» Written exercise: Search the material below for the word "RICAVI" and copy every line in which it occurs.
* begin Source records *
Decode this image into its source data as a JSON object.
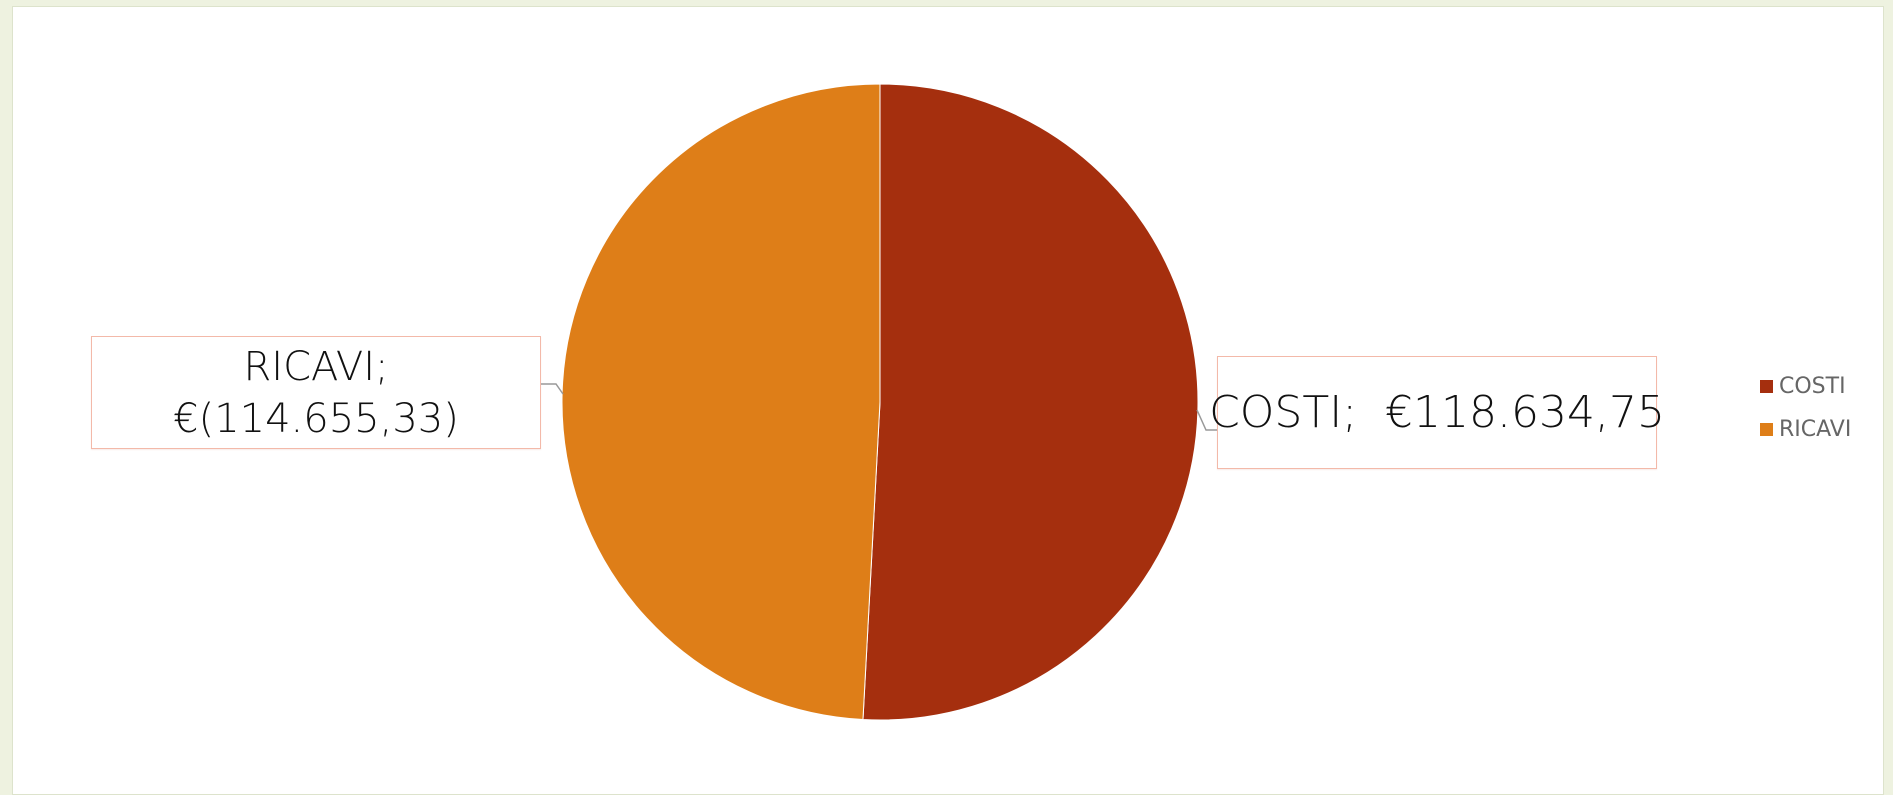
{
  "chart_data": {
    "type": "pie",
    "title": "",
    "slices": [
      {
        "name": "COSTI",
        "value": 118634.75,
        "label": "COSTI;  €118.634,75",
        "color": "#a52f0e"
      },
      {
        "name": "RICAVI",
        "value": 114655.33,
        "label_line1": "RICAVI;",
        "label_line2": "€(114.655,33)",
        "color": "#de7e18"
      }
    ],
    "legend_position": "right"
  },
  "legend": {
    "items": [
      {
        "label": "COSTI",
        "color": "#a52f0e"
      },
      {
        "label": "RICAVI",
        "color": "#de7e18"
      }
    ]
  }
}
* end Source records *
» Worked answer:
        "name": "RICAVI",
        "label_line1": "RICAVI;",
        "label": "RICAVI",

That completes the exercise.